▸ Task brief
Report how many lines of the following entries include the string "name"; respond with the number alone.

+ + + +

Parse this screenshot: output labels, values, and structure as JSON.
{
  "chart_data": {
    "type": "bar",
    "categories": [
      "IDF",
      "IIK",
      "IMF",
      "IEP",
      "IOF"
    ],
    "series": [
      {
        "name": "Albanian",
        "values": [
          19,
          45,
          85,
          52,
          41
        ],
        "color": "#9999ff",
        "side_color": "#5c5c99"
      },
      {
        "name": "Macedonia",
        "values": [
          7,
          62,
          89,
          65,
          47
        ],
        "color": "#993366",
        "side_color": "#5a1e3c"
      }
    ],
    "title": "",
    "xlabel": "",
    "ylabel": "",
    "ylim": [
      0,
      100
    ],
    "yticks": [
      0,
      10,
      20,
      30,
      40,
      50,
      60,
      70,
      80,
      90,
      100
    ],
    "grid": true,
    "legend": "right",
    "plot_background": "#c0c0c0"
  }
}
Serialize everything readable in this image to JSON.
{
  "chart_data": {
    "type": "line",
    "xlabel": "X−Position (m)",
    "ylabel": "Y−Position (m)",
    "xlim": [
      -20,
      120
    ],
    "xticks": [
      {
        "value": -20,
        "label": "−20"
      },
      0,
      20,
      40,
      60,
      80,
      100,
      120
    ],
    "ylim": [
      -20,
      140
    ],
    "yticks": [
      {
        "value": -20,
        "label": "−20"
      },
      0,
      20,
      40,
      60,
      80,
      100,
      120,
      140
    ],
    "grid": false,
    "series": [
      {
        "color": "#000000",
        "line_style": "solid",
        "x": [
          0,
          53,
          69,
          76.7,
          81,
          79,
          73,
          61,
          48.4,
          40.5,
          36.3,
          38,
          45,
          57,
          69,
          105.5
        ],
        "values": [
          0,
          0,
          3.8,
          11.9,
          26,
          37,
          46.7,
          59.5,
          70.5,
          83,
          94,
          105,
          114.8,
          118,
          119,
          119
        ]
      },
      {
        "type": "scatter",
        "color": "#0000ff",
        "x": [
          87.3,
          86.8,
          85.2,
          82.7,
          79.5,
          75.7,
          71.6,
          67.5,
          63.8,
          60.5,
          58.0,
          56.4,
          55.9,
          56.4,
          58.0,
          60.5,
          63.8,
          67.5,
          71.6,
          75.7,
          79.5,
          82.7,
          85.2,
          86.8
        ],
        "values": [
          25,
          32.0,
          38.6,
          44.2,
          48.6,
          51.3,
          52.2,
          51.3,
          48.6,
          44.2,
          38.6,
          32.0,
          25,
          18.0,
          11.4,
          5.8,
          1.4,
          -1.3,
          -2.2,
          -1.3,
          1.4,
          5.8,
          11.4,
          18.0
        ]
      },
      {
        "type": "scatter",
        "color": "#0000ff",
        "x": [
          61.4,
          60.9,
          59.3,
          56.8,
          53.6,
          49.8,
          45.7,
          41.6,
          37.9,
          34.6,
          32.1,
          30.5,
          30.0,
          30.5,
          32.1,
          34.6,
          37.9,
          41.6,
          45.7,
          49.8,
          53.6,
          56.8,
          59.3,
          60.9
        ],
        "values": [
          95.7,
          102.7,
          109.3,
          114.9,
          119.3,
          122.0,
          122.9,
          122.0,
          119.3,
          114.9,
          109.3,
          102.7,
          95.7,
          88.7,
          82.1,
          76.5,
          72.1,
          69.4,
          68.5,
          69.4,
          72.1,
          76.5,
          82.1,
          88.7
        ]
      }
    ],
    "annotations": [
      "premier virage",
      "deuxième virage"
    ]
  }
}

+ + + +

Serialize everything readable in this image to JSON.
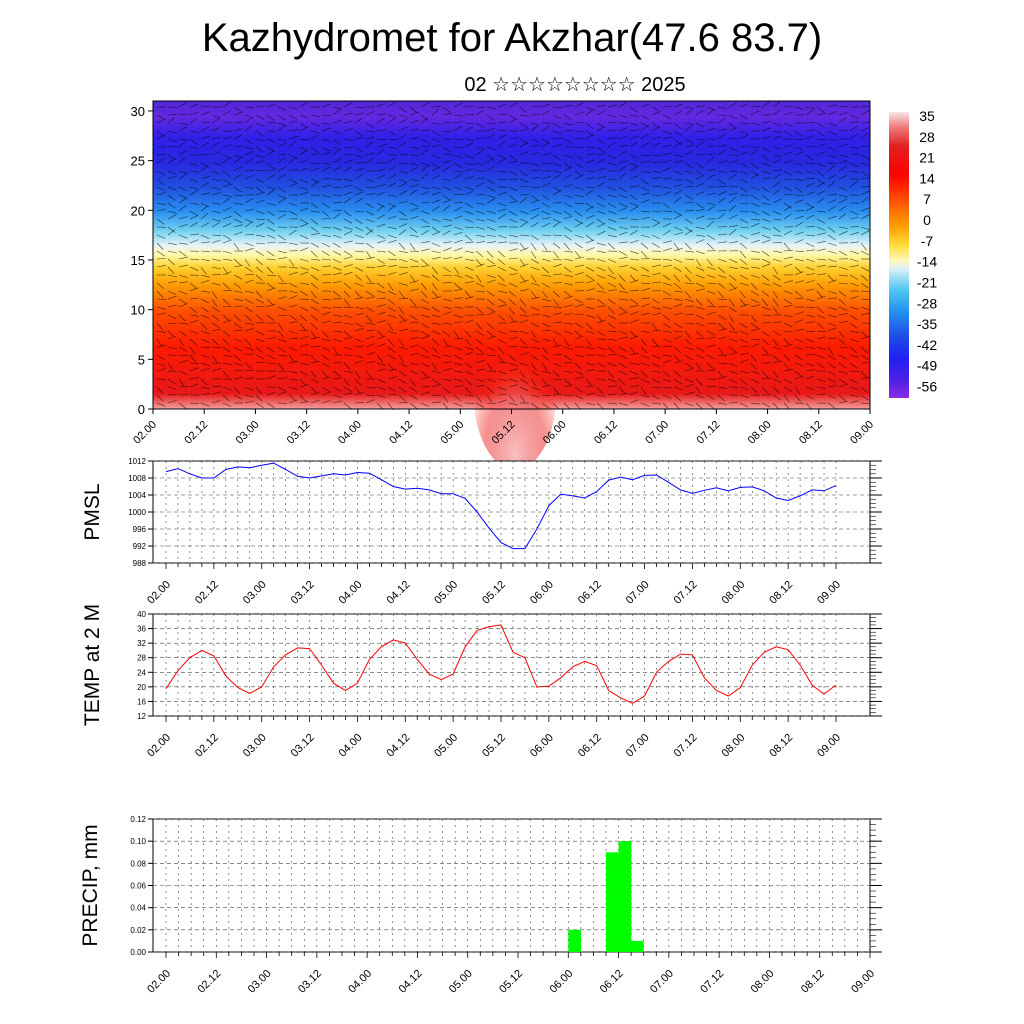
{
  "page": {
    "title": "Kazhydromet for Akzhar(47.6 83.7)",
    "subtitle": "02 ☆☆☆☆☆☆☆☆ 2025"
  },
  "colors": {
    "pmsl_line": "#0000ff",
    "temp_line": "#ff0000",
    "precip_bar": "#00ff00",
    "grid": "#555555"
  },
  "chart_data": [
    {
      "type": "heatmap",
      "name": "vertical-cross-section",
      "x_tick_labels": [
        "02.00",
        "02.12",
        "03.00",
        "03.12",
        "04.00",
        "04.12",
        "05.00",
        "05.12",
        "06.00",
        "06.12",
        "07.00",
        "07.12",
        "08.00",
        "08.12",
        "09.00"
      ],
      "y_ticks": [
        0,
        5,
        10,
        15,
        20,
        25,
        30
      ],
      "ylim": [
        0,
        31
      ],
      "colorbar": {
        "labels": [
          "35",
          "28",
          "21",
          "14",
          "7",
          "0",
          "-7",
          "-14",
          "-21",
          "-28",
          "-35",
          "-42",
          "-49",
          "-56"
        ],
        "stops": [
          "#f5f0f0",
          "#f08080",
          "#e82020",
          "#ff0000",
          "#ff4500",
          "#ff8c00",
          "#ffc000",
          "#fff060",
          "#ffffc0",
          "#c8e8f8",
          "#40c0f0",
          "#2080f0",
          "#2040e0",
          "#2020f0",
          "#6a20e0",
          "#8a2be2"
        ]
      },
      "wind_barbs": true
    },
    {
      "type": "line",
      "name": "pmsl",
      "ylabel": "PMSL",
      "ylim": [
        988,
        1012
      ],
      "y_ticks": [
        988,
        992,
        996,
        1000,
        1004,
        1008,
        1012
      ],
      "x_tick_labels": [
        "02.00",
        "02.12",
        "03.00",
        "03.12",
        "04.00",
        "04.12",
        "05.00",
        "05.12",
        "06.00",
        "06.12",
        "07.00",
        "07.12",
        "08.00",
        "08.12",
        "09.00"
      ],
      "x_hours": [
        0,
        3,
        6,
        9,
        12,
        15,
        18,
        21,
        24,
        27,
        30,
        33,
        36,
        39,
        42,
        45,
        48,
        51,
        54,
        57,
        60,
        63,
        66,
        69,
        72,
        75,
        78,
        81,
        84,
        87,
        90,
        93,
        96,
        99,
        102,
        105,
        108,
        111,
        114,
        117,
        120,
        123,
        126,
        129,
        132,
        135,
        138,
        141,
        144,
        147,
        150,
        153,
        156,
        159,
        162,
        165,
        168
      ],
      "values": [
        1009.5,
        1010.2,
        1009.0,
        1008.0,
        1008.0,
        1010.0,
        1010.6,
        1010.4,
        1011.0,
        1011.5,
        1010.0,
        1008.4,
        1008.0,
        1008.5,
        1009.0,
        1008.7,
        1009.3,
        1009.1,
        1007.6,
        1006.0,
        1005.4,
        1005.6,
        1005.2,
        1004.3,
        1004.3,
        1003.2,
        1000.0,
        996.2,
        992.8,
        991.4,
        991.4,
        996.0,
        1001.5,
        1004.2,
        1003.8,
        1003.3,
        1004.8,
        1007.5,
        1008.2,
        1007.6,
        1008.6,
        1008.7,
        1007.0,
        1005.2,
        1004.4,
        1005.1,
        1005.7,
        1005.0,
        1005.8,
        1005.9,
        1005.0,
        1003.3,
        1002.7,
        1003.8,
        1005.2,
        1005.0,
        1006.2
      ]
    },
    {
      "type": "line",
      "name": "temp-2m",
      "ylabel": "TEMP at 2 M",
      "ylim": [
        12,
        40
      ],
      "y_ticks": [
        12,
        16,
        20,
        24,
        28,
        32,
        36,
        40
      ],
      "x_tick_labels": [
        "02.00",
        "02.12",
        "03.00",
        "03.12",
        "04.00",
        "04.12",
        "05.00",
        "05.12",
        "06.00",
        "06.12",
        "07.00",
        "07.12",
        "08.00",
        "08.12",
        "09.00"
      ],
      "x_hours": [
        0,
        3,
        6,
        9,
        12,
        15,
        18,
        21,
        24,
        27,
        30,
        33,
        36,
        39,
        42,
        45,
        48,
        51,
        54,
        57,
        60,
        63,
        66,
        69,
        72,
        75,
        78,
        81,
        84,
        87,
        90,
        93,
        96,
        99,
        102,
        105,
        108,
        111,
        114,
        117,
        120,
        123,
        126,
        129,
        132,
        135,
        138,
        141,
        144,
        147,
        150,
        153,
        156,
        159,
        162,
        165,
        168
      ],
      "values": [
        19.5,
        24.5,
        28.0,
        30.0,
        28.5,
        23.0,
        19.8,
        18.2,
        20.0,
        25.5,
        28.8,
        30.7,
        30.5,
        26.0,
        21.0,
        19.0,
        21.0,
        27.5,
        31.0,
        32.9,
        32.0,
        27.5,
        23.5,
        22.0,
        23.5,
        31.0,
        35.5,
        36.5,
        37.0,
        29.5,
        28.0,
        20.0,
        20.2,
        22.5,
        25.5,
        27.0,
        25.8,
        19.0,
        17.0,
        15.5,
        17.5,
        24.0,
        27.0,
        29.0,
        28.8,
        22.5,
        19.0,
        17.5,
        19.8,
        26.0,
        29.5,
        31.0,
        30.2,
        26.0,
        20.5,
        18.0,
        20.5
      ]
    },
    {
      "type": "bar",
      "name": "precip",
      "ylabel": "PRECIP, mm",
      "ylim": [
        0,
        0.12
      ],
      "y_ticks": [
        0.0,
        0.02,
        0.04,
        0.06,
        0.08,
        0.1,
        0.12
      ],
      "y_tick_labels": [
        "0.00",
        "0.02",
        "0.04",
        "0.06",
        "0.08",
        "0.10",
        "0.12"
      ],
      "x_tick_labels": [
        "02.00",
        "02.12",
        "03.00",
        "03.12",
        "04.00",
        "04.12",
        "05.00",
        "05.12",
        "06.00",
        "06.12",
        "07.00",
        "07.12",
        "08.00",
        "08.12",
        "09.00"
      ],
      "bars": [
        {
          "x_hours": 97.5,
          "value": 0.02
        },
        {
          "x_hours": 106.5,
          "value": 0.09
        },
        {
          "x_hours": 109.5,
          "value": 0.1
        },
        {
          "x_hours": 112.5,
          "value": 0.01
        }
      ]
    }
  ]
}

+ + + +

▸ Response to this exercise
6